Short exercise: Each line that holds the word "Studies" counts once; give the total number of such lines and nothing else.

Records shown:
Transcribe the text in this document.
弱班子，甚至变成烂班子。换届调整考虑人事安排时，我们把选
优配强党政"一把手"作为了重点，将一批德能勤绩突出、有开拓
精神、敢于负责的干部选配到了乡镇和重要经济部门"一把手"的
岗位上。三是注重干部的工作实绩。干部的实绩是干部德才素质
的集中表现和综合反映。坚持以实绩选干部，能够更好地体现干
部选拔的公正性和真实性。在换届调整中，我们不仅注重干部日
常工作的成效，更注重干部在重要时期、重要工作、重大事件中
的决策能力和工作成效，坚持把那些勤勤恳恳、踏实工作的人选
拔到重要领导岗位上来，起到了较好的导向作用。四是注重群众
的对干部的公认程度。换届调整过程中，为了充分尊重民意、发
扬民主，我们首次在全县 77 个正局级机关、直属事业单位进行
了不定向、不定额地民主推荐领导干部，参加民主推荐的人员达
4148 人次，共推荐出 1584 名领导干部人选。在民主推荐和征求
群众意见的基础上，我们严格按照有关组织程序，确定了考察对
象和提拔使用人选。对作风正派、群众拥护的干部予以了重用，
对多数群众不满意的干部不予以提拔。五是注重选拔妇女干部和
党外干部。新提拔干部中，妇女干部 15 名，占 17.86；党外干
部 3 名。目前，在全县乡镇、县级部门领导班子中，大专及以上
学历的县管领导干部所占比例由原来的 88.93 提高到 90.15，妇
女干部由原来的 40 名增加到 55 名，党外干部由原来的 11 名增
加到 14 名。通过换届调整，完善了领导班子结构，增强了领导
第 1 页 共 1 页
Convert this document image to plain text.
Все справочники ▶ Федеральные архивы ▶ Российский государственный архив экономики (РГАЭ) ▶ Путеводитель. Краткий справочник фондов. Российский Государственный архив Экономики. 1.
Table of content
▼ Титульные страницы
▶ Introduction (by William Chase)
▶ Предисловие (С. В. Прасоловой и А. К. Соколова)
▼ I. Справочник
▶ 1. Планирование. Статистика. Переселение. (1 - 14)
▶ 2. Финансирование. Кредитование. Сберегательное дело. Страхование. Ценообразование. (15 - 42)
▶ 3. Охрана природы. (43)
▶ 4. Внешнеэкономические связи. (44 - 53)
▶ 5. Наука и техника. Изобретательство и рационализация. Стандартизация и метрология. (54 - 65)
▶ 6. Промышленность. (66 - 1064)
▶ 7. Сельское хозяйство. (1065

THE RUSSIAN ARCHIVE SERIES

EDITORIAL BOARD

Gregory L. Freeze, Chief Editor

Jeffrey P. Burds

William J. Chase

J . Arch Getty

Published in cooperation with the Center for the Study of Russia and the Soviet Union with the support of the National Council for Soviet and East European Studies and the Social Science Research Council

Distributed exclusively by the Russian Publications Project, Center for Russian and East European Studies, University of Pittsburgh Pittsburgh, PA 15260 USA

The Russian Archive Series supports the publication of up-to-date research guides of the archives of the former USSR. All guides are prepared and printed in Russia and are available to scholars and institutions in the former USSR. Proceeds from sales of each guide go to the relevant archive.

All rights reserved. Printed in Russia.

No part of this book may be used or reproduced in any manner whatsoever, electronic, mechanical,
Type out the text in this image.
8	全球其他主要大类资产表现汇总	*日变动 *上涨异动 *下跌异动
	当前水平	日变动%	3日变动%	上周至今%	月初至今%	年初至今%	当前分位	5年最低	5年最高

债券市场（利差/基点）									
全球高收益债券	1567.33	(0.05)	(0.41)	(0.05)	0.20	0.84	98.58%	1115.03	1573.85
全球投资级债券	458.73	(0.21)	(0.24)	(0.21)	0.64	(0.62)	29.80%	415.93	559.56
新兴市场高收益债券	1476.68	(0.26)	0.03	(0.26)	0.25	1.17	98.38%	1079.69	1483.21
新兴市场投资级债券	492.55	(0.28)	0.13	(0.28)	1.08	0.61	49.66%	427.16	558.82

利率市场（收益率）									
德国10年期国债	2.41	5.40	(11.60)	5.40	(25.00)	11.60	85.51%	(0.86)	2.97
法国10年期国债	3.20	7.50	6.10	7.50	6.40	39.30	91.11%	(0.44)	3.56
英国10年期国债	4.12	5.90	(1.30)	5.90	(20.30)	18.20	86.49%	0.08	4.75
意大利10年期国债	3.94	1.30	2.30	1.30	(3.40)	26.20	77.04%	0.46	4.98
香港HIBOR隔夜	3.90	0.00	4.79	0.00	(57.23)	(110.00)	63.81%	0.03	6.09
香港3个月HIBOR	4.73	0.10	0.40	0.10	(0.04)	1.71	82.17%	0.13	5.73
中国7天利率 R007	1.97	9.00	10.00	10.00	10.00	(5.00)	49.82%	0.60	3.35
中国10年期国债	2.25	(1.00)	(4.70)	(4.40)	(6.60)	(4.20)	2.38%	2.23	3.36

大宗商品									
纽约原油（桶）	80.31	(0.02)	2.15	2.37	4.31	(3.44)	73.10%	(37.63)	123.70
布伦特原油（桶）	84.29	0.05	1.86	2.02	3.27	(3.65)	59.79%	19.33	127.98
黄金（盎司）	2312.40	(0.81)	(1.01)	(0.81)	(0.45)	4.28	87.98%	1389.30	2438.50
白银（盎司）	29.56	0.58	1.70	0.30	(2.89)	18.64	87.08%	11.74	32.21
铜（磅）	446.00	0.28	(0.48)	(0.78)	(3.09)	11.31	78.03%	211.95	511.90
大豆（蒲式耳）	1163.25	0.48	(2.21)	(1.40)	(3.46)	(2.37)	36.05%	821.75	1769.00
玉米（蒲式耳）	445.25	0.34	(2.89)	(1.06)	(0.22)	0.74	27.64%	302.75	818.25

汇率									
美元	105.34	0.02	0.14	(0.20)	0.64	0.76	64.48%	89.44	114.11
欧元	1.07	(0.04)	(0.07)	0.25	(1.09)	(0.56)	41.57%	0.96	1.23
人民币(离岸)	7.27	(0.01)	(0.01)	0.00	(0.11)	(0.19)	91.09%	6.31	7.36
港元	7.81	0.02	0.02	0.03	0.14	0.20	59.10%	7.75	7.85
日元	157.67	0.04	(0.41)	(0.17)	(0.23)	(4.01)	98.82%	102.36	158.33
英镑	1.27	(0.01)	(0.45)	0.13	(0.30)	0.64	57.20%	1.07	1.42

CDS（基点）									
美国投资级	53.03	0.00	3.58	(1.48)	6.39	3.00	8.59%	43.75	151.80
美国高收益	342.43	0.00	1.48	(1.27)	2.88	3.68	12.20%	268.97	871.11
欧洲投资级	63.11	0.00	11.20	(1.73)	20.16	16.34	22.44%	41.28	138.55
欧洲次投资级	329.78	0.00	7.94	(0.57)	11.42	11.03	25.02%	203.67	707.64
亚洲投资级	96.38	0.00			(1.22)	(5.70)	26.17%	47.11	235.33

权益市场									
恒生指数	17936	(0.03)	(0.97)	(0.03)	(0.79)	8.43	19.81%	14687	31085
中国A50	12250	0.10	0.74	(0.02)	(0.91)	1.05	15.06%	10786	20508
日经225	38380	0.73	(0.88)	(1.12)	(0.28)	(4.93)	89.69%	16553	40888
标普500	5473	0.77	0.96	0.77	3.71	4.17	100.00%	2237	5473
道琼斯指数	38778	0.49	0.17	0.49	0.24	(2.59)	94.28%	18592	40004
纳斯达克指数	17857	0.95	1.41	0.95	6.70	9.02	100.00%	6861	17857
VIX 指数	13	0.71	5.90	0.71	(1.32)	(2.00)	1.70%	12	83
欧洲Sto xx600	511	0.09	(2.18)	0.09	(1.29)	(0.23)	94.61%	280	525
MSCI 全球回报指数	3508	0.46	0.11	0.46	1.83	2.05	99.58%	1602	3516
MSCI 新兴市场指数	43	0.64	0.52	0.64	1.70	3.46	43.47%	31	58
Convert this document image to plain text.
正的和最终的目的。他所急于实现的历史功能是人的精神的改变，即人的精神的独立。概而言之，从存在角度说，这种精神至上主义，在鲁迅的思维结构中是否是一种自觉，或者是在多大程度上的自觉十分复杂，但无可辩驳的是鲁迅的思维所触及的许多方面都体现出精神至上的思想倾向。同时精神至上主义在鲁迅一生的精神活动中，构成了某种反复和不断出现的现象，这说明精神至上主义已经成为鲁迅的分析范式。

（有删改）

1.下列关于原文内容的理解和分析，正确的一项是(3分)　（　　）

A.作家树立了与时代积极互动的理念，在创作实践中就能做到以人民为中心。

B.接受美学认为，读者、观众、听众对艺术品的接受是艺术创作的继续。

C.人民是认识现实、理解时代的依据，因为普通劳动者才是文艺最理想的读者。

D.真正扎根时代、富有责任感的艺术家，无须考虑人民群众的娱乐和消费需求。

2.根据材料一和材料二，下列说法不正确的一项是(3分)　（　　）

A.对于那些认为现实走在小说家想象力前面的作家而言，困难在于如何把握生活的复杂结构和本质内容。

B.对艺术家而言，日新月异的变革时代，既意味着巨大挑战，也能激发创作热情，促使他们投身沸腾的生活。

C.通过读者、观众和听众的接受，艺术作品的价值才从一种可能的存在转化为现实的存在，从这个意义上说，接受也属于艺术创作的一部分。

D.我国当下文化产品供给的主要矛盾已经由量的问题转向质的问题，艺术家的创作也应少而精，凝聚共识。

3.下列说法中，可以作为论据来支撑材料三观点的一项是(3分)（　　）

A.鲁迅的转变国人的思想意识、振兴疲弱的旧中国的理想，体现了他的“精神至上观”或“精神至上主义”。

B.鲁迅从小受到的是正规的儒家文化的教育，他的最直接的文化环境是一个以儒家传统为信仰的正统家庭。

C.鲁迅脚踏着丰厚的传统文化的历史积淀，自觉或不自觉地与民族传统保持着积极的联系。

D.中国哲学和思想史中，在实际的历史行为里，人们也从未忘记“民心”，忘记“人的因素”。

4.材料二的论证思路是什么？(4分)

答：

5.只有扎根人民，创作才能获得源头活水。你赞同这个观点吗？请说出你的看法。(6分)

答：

Task output: 2